Testo estratto
Ciò che bisogna far comprendere al portiere (specialmente se giovane) è l’importanza delle conoscenze tattiche, dell’esatta lettura della situazione simultaneamente alla rapidità di decisione (invio con le mani o lancio lungo calciato). Quando la squadra avversaria ha un assetto tattico difensivo e tutti gli spazi all’indietro sono ristretti, far iniziare un’azione offensiva con lancio lungo calciato da parte del portiere potrebbe non sortire effetti utili, in quanto i calciatori avversari, ben posizionati e tutti fronte alla palla, avranno maggiori possibilità di far propria la sfera. Così come, quando la squadra avversaria ha un assetto tattico offensivo e lo spazio utile intorno al portiere è ridotto dalla presenza di attaccanti e centrocampisti avversari, iniziare un’azione offensiva mediante invio con le mani potrebbe risultare inadeguato e arrecare difficoltà per lo sviluppo di gioco al compagno al quale è indirizzata la sfera, a causa della pressione facilmente realizzabile sullo stesso. E’ pertanto necessario da parte dell’allenatore trasmettere al portiere le conoscenze necessarie per comprendere in maniera univoca le situazioni; tutti i calciatori in campo devono saper decifrare la situazione e tutti devono pensare nel medesimo modo al fine di raggiungere un determinato obiettivo. E’ indispensabile che un’idea comune guidi il gruppo, poi, ovviamente, il singolo sarà l’interprete attivo del proprio ruolo in base alle caratteristiche nonché alle qualità tecniche e tattiche; pertanto è preferibile che, nelle situazioni descritte in A e in C, il portiere trasformi l’azione difensiva della parata con presa in uscita alta, in un’azione d’attacco mediante invio con le mani a un proprio compagno, in quanto lo scopo è quello di portare la palla nella metà campo avversaria tramite un’azione manovrata che permetta di allargare le “maglie avversarie” sfruttando il campo, oltre che in lunghezza, anche in tutta la sua larghezza.

Istruzioni
• a. Riproduci identiche le righe delle voci, dalla prima voce fino alla riga che contiene "line-segment (358, 622, 458, 670)", inclusa.
• b. Scrivi il seguito del testo sul ruolo tattico del portiere, riprendendo dopo la sua ultima frase.

Dati di partenza
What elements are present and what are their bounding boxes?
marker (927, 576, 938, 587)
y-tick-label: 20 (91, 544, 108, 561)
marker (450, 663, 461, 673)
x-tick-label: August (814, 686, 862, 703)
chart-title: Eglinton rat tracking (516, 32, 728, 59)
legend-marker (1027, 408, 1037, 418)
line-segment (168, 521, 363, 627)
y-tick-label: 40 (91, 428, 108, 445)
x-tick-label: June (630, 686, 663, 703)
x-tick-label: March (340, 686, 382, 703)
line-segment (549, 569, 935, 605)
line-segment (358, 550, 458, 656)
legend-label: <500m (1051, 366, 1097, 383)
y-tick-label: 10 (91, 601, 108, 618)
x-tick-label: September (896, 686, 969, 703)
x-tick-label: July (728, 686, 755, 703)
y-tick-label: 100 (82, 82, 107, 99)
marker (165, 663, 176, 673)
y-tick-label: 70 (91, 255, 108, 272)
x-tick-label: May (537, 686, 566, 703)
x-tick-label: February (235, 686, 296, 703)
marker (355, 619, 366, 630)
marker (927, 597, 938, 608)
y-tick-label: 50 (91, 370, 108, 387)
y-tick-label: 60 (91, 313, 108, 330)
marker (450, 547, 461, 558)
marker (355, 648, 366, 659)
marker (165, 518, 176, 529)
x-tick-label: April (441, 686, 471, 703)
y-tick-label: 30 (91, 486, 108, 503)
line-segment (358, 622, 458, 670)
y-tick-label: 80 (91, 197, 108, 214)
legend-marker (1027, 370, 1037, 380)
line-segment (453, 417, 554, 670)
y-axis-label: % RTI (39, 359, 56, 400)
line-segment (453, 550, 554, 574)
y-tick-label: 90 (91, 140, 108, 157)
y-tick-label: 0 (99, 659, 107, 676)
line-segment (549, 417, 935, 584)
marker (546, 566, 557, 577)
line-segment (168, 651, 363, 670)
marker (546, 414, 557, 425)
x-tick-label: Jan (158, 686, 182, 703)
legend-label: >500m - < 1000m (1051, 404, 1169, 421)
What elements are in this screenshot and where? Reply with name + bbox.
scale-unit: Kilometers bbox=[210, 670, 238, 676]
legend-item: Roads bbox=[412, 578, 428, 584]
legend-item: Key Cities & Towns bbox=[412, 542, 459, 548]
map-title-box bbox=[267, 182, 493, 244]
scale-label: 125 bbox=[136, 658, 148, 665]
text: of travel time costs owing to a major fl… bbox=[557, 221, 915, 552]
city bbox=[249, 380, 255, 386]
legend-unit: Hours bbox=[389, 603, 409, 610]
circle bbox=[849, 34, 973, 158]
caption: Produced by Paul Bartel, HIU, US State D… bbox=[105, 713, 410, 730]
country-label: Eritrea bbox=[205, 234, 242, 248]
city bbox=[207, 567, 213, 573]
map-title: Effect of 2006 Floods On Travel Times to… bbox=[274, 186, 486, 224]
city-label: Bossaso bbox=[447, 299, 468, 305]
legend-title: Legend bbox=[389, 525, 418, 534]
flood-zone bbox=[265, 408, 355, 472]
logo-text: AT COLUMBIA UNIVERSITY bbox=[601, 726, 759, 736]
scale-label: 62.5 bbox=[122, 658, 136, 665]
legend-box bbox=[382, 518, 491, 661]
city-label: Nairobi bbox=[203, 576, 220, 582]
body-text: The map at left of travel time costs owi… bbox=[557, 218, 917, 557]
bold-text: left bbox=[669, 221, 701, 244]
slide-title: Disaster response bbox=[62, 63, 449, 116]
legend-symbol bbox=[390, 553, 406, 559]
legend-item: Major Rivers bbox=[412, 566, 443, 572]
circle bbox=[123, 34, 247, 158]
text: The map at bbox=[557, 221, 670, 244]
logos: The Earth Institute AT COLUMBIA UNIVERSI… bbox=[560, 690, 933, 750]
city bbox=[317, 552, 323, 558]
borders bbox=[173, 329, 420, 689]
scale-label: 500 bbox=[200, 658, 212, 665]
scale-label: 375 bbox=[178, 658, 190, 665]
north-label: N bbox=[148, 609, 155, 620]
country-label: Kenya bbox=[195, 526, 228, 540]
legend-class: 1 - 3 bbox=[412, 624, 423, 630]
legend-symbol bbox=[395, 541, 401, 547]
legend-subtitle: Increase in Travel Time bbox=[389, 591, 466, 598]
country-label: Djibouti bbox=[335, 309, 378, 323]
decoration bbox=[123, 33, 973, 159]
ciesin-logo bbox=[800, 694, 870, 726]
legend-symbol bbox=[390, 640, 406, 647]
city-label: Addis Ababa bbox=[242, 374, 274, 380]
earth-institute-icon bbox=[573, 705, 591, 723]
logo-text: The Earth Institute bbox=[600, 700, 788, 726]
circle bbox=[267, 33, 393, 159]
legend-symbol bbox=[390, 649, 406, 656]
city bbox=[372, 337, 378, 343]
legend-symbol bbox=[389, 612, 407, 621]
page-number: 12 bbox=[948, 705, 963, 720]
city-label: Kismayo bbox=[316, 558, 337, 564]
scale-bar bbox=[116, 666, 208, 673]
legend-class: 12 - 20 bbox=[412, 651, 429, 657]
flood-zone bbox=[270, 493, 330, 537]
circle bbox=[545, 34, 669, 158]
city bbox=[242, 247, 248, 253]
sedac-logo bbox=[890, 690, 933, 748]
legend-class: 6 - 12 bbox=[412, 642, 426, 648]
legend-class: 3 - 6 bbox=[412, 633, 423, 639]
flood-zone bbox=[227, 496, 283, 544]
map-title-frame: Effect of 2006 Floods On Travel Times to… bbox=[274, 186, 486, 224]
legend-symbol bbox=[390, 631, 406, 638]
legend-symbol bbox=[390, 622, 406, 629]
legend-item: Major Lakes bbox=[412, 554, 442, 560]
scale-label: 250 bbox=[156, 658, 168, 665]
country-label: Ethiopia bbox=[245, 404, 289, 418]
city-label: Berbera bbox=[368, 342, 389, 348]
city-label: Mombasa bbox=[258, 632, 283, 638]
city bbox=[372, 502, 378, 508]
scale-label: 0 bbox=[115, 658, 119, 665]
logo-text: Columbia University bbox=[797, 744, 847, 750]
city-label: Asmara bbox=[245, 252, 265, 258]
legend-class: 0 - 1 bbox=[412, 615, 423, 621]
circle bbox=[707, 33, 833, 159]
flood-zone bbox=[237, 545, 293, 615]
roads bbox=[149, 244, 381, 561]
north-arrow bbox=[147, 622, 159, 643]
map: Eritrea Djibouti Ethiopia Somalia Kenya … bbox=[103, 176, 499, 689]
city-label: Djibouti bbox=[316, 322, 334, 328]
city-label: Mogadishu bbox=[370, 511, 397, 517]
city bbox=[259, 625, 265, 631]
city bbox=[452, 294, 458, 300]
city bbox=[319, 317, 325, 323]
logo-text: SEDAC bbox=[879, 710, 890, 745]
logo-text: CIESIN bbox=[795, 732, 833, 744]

Risposte
• a.
What elements are present and what are their bounding boxes?
marker (927, 576, 938, 587)
y-tick-label: 20 (91, 544, 108, 561)
marker (450, 663, 461, 673)
x-tick-label: August (814, 686, 862, 703)
chart-title: Eglinton rat tracking (516, 32, 728, 59)
legend-marker (1027, 408, 1037, 418)
line-segment (168, 521, 363, 627)
y-tick-label: 40 (91, 428, 108, 445)
x-tick-label: June (630, 686, 663, 703)
x-tick-label: March (340, 686, 382, 703)
line-segment (549, 569, 935, 605)
line-segment (358, 550, 458, 656)
legend-label: <500m (1051, 366, 1097, 383)
y-tick-label: 10 (91, 601, 108, 618)
x-tick-label: September (896, 686, 969, 703)
x-tick-label: July (728, 686, 755, 703)
y-tick-label: 100 (82, 82, 107, 99)
marker (165, 663, 176, 673)
y-tick-label: 70 (91, 255, 108, 272)
x-tick-label: May (537, 686, 566, 703)
x-tick-label: February (235, 686, 296, 703)
marker (355, 619, 366, 630)
marker (927, 597, 938, 608)
y-tick-label: 50 (91, 370, 108, 387)
y-tick-label: 60 (91, 313, 108, 330)
marker (450, 547, 461, 558)
marker (355, 648, 366, 659)
marker (165, 518, 176, 529)
x-tick-label: April (441, 686, 471, 703)
y-tick-label: 30 (91, 486, 108, 503)
line-segment (358, 622, 458, 670)

• b.
Quando la squadra avversaria ha un assetto tattico offensivo, come nelle situazioni descritte in B e in D, lo spazio utile intorno al portiere è ridotto dalla presenza di giocatori avversari, e ovviamente la concentrazione difensiva sarà minore rispetto alle situazioni descritte in A e in C, pertanto è preferibile che il portiere trasformi l’azione difensiva della parata con presa in uscita alta in un’azione d’attacco mediante lancio lungo calciato in quanto lo scopo è quello di far giungere velocemente la sfera al reparto più avanzato affinché possa sfruttare lo spazio libero a disposizione e concludere rapidamente a rete.

Terminando, credo opportuno rimarcare che i compagni, mentre il portiere afferra in presa alta la palla, devono anch’essi saper leggere ed interpretare correttamente la situazione, in modo da assumere velocemente le posizioni o compiere i movimenti preventivamente concordati con il proprio allenatore; risulta quindi indispensabile la collaborazione tra l’allenatore dei portieri e l’allenatore della squadra, affinché il lavoro comune porti alla comprensione dell’obiettivo da parte di tutti i giocatori in modo omogeneo e che si traduca in movimenti coordinati nello spazio effettuati con il giusto tempo.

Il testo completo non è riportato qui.